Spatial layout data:
········

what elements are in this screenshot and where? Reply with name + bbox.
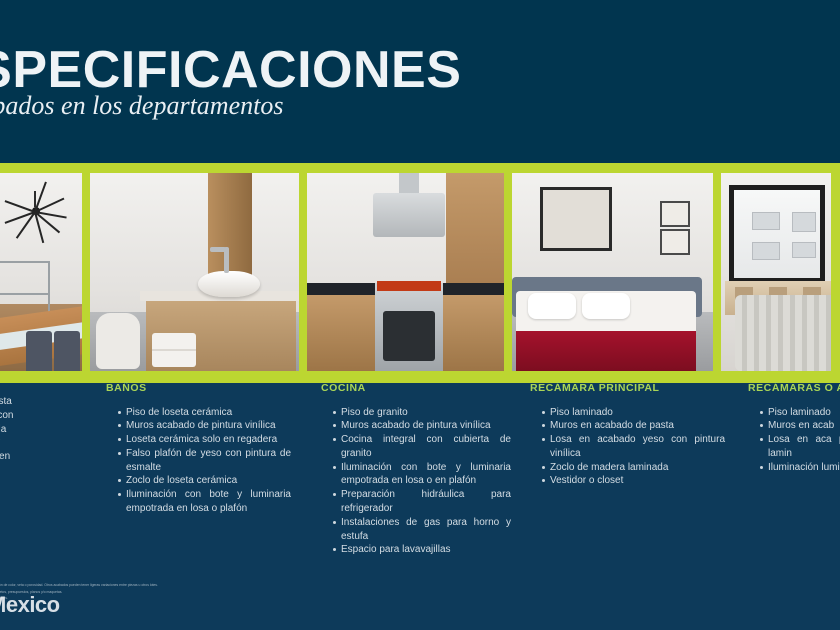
col-recamaras-o-a: RECÁMARAS O A Piso laminado Muros en aca… xyxy=(748,383,840,474)
page-title: ESPECIFICACIONES xyxy=(0,44,461,96)
recamara-principal-photo xyxy=(512,173,713,371)
column-list-recamaras: Piso laminado Muros en acab Losa en aca … xyxy=(748,406,840,475)
column-list-cocina: Piso de granito Muros acabado de pintura… xyxy=(321,406,511,558)
chandelier-icon xyxy=(0,191,76,245)
list-item: Piso laminado xyxy=(760,406,840,420)
list-item: Espacio para lavavajillas xyxy=(333,543,511,557)
list-item: Instalaciones de gas para horno y estufa xyxy=(333,516,511,544)
list-item: Piso de granito xyxy=(333,406,511,420)
column-title-banos: BAÑOS xyxy=(106,383,291,394)
list-item: Losa en aca pintura vini madera lamin xyxy=(760,433,840,461)
recamara-secundaria-photo xyxy=(721,173,831,371)
column-title-recamara-principal: RECÁMARA PRINCIPAL xyxy=(530,383,725,394)
list-item: Muros acabado de pintura vinílica xyxy=(118,419,291,433)
page-subtitle: Acabados en los departamentos xyxy=(0,92,283,121)
list-item: Muros acabado de pintura vinílica xyxy=(333,419,511,433)
list-item: mpotrada en xyxy=(0,450,114,464)
specification-columns: ado de pasta ado yeso con ra laminada co… xyxy=(0,383,840,583)
list-item: Preparación hidráulica para refrigerador xyxy=(333,488,511,516)
list-item: con bote y xyxy=(0,436,114,450)
column-list: ado de pasta ado yeso con ra laminada co… xyxy=(0,395,114,464)
list-item: Vestidor o closet xyxy=(542,474,725,488)
list-item: Losa en acabado yeso con pintura vinílic… xyxy=(542,433,725,461)
col-recamara-principal: RECÁMARA PRINCIPAL Piso laminado Muros e… xyxy=(530,383,725,488)
bano-photo xyxy=(90,173,299,371)
col-cut-left: ado de pasta ado yeso con ra laminada co… xyxy=(0,383,114,464)
cocina-photo xyxy=(307,173,504,371)
list-item: Zoclo de loseta cerámica xyxy=(118,474,291,488)
header-banner: ESPECIFICACIONES Acabados en los departa… xyxy=(0,0,840,163)
list-item: Piso de loseta cerámica xyxy=(118,406,291,420)
list-item: Iluminación con bote y luminaria empotra… xyxy=(118,488,291,516)
column-title-recamaras: RECÁMARAS O A xyxy=(748,383,840,394)
list-item: Loseta cerámica solo en regadera xyxy=(118,433,291,447)
fine-print-line: natural están sujetos a variación de col… xyxy=(0,582,374,589)
comedor-photo xyxy=(0,173,82,371)
column-title-cocina: COCINA xyxy=(321,383,511,394)
slide-page: ESPECIFICACIONES Acabados en los departa… xyxy=(0,0,840,630)
list-item: Iluminación con bote y luminaria empotra… xyxy=(333,461,511,489)
list-item: Muros en acab xyxy=(760,419,840,433)
col-cocina: COCINA Piso de granito Muros acabado de … xyxy=(321,383,511,557)
list-item: Cocina integral con cubierta de granito xyxy=(333,433,511,461)
list-item: Iluminación luminaria em plafón xyxy=(760,461,840,475)
list-item: Piso laminado xyxy=(542,406,725,420)
column-list-recamara-principal: Piso laminado Muros en acabado de pasta … xyxy=(530,406,725,489)
list-item: Muros en acabado de pasta xyxy=(542,419,725,433)
watermark-label: use.Mexico xyxy=(0,592,60,618)
list-item: Zoclo de madera laminada xyxy=(542,461,725,475)
col-banos: BAÑOS Piso de loseta cerámica Muros acab… xyxy=(106,383,291,516)
photo-strip xyxy=(0,173,840,371)
list-item: ado yeso con xyxy=(0,409,114,423)
column-list-banos: Piso de loseta cerámica Muros acabado de… xyxy=(106,406,291,516)
list-item: Falso plafón de yeso con pintura de esma… xyxy=(118,447,291,475)
list-item: ado de pasta xyxy=(0,395,114,409)
list-item: ra laminada xyxy=(0,423,114,437)
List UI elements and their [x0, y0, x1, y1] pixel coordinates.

········

*EXERCISE BRIEF*
Count the lines in the entries above that contain the string "page". Reply with the number only.

*SOLUTION FOR THIS EXERCISE*
3